Сведения о расстреле в Савватьеве были переданы в Москву Борису Бобину. Корреспонденцию запаяли в алюминиевый чайник, который был увезен за границу заместителем Пешковой по Красному Кресту, за что Бобин был арестован.
В 1925 г. все политические были вывезены в Кемь, откуда в «столыпинах» разъехались по разным политизоляторам. Еще лет десять среднее звено «делателей на ниве народной» держали в ссылках в захолустных городах, неуклонно пополняя их досье. В конце тридцатых все были арестованы…
***
Мы со Светланой — Фотиной кладем по земному поклону в сторону Секиро — Вознесенского храма. Я достаю из сумки красную книжечку карманного формата с рельефным восьмиконечным крестом на обложке. Это «Служба Святым Царю — мученику Николаю и всем Новомучеником и Исповедником Российским». Для того, чтобы прочитать ее, мы и приехали осенью на Соловки. Служба подарена Оптинским иеромонахом, пожелавшим остаться неизвестным. Есть на свете чудесный Батюшка, который любит делать добрые деда, не открывая своего имени. Потрясенные люди не знают, кого благодарить, и не остается ничего иного, как благодарить Бога. Такой подарок обязывает, такой подарок — высокая честь, помоги Господь оправдать этот дар!..

===

# Задание 1
Перепишите из отрывка всё, начиная со слов «Сведения о расстреле» и вниз до слов «Бобин был арестован.» включительно.
# Задание 2
Объясните в одном–трех предложениях, зачем, согласно отрывку, осенью приехали на Соловки.
# Задание 3
Ответьте, пожалуйста, на вопросы по отрывку:
(а) Куда в 1925 г. были вывезены все политические?
(б) Во что запаяли корреспонденцию со сведениями о расстреле в Савватьеве?
(в) Что изображено на обложке красной книжечки?

(Извлеченные записи данных)
===

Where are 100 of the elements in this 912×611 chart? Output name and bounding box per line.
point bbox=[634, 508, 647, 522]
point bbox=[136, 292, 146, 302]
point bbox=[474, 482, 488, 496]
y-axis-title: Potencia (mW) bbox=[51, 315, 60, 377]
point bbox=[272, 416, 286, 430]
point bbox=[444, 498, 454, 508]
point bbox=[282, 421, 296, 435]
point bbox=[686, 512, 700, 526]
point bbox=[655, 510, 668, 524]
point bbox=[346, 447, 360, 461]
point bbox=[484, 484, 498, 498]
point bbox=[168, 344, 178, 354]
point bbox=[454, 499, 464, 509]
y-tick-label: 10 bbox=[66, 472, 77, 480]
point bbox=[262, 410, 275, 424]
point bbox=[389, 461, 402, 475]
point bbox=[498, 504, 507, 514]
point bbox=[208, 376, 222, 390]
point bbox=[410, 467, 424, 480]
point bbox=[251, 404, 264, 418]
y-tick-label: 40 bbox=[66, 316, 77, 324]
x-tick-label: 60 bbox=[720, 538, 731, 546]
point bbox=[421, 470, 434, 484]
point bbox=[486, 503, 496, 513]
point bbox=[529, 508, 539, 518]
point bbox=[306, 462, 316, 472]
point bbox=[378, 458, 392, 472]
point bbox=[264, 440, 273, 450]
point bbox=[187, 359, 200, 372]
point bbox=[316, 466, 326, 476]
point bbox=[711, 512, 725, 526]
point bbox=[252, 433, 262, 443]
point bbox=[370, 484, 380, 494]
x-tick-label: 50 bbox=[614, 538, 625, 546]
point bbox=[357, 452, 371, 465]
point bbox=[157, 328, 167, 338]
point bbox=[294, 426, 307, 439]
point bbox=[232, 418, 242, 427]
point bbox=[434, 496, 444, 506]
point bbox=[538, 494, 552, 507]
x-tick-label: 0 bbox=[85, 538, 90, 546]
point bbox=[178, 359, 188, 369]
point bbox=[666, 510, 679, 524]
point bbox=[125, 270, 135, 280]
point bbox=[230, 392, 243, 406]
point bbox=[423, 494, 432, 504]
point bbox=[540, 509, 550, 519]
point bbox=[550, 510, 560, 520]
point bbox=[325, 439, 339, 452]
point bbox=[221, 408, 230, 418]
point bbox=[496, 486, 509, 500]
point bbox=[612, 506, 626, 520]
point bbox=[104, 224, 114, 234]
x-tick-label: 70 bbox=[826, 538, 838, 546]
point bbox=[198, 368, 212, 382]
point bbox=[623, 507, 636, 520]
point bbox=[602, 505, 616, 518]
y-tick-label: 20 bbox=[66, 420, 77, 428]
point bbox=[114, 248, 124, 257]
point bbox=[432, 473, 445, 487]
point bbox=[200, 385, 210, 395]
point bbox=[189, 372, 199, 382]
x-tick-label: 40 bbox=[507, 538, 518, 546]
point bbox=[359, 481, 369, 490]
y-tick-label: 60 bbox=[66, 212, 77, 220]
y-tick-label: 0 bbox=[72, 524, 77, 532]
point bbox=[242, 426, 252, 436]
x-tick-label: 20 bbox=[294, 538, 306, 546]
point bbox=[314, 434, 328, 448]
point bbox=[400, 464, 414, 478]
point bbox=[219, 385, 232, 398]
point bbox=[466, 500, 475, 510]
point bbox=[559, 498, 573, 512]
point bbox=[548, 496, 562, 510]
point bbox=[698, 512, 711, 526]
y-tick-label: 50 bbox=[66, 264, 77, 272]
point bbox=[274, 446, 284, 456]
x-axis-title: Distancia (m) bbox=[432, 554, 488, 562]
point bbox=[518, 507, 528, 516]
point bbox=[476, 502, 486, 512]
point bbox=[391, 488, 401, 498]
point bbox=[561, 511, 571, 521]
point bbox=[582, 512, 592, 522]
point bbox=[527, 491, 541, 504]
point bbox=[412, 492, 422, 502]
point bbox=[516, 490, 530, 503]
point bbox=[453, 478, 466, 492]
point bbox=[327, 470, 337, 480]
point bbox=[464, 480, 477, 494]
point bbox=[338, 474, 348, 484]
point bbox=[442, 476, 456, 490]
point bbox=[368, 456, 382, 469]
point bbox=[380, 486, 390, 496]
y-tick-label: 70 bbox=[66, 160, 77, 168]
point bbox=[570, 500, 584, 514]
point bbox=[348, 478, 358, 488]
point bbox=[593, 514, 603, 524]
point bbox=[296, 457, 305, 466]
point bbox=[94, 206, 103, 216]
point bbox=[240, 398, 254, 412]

===

# Ответ 1
Сведения о расстреле в Савватьеве были переданы в Москву Борису Бобину. Корреспонденцию запаяли в алюминиевый чайник, который был увезен за границу заместителем Пешковой по Красному Кресту, за что Бобин был арестован.

# Ответ 2
На Соловки приехали осенью, чтобы прочитать «Службу Святым Царю — мученику Николаю». Это красная книжечка карманного формата, которую подарил оптинский иеромонах, пожелавший остаться неизвестным.

# Ответ 3
(а) В Кемь.
(б) В алюминиевый чайник.
(в) Рельефный восьмиконечный крест.